►

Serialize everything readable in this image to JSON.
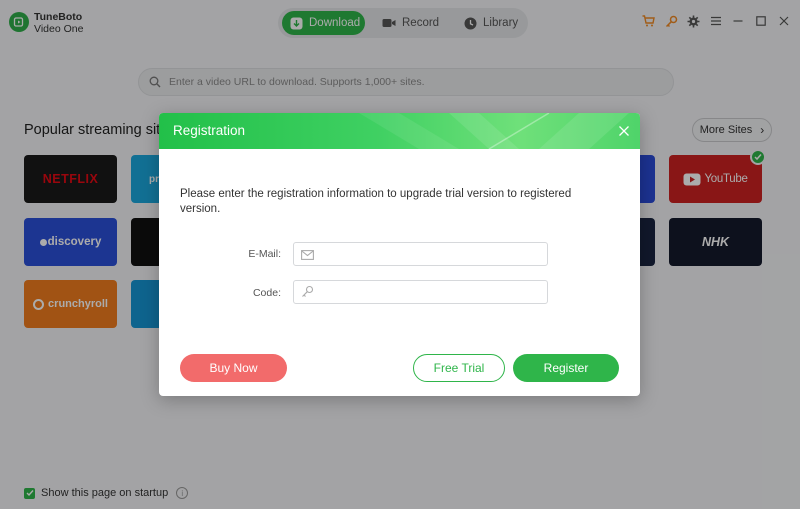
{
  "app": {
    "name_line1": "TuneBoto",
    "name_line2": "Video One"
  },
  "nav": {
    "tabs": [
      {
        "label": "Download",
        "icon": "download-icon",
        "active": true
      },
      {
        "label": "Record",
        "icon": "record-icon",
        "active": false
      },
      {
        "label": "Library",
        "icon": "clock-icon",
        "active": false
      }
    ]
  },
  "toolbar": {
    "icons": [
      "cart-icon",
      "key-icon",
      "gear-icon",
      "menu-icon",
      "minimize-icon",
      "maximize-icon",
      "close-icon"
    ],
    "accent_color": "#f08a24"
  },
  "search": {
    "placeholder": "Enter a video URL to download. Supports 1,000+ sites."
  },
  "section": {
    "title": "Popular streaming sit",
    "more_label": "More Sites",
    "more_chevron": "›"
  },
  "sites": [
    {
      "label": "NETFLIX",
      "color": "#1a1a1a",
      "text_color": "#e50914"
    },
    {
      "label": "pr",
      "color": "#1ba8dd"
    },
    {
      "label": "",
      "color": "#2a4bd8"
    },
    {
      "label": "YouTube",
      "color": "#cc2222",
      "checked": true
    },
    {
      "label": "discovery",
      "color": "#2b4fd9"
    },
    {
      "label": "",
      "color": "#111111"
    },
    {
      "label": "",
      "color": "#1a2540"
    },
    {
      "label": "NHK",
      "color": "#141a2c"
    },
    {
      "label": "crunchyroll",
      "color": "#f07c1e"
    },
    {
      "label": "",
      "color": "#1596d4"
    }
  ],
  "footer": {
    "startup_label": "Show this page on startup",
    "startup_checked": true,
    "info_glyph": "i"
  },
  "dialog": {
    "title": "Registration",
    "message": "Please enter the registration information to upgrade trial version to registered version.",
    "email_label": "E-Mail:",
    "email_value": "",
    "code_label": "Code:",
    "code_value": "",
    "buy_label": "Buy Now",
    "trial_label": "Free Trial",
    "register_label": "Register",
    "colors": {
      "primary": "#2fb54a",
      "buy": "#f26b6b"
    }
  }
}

◄
►

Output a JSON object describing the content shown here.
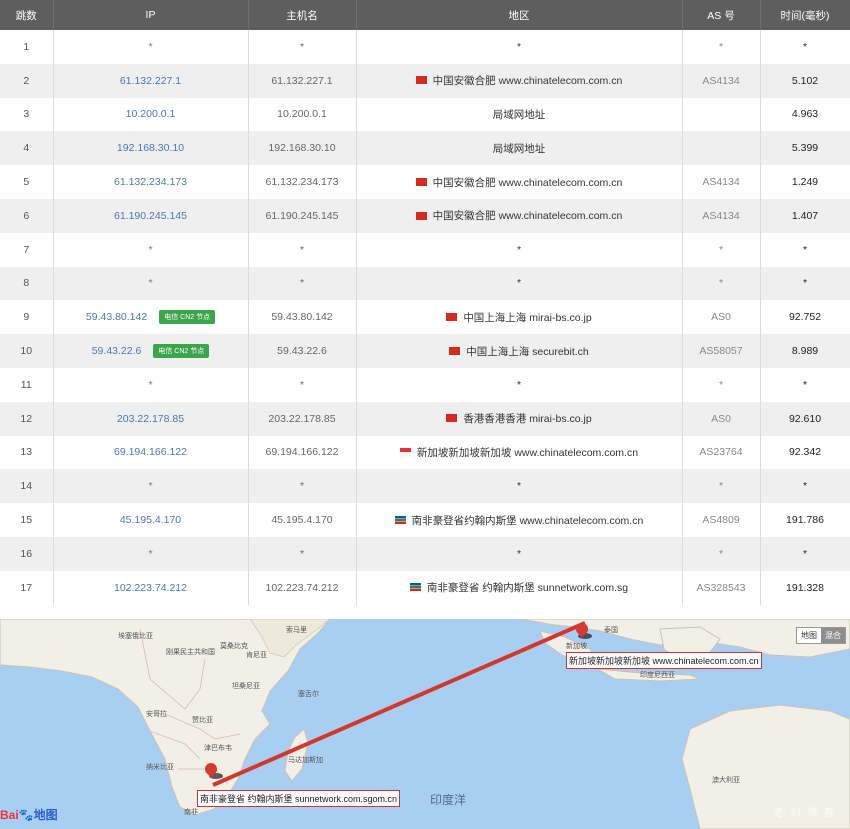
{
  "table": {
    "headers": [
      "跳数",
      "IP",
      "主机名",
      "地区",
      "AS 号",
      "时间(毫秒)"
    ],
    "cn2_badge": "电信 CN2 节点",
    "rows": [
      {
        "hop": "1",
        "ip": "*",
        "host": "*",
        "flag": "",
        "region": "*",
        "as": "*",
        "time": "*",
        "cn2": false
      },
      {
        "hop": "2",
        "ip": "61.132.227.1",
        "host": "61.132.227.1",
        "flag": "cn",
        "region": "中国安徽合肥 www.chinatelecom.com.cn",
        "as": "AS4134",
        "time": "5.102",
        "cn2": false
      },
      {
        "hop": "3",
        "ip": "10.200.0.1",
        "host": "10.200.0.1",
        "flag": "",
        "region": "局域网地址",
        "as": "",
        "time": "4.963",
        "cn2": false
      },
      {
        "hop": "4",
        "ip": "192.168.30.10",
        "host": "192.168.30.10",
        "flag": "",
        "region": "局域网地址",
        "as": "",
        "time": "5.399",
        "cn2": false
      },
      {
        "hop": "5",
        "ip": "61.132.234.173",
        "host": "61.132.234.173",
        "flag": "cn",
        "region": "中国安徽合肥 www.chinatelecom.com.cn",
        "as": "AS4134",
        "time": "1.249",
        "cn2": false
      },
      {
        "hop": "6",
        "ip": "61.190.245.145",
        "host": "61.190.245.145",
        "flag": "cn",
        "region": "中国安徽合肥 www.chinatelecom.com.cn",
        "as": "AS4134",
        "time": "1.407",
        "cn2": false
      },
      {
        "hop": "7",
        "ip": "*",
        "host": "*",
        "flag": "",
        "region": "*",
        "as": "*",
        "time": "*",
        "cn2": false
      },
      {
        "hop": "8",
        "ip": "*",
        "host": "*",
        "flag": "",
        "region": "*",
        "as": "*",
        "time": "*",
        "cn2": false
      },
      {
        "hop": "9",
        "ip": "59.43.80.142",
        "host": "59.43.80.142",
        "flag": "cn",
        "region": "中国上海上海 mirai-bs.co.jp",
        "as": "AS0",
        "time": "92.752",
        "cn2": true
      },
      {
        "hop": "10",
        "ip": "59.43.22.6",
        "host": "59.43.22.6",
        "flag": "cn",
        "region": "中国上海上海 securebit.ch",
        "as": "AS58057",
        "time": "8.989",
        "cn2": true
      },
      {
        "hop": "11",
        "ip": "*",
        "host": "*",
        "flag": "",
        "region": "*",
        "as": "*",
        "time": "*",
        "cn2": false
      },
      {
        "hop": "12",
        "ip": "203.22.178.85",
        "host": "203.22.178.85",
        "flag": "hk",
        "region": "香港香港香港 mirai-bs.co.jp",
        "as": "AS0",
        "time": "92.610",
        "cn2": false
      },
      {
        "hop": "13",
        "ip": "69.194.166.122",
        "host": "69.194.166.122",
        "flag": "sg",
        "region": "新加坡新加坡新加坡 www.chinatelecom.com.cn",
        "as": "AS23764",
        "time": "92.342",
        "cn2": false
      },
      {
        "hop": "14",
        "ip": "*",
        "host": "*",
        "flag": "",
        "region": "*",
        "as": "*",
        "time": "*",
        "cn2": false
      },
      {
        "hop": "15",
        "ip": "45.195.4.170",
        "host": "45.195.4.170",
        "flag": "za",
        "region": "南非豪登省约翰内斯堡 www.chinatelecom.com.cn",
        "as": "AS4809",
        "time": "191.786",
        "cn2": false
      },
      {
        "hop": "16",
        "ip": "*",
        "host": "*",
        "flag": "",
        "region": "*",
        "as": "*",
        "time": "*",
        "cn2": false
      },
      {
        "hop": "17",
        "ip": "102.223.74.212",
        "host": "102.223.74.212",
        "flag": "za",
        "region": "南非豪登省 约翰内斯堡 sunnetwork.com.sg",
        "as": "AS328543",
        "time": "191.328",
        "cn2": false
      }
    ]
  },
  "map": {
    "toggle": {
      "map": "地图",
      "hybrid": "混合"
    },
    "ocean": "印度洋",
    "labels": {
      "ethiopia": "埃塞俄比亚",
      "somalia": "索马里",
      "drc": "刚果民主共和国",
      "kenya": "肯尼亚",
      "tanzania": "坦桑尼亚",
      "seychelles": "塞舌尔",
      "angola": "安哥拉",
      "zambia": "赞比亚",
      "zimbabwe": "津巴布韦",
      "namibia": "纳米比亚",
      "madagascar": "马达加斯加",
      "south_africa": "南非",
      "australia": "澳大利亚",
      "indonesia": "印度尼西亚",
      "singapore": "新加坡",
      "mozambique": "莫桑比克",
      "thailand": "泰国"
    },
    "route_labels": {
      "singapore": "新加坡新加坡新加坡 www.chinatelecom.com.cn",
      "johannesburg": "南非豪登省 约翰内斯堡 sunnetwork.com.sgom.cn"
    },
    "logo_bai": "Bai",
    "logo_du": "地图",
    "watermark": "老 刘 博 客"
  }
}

◄
►

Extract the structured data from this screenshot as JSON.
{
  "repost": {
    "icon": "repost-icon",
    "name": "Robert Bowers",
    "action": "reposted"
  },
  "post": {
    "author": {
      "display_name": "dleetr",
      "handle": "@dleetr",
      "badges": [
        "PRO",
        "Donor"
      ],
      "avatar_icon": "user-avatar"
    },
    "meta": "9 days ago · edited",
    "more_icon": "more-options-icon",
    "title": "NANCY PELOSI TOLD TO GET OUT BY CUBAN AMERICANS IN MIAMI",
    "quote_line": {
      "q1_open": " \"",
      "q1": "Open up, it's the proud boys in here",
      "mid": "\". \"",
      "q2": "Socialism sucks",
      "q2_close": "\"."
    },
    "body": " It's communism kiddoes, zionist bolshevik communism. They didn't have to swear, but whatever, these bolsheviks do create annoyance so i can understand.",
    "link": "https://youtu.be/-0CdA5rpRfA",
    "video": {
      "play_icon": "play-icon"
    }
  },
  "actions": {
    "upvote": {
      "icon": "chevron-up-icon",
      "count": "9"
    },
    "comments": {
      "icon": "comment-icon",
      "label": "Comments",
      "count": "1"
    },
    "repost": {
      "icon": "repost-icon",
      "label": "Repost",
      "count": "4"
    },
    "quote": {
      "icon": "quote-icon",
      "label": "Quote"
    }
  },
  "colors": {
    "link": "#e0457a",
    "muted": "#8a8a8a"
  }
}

◄

(WHAT THE TASK REQUIRES):
Search the lines for "title". Copy each line that has it.

(OUTPUT OF THE EXERCISE):
    "title": "Popular streaming sit",
    "title": "Registration",
    "title": "NANCY PELOSI TOLD TO GET OUT BY CUBAN AMERICANS IN MIAMI",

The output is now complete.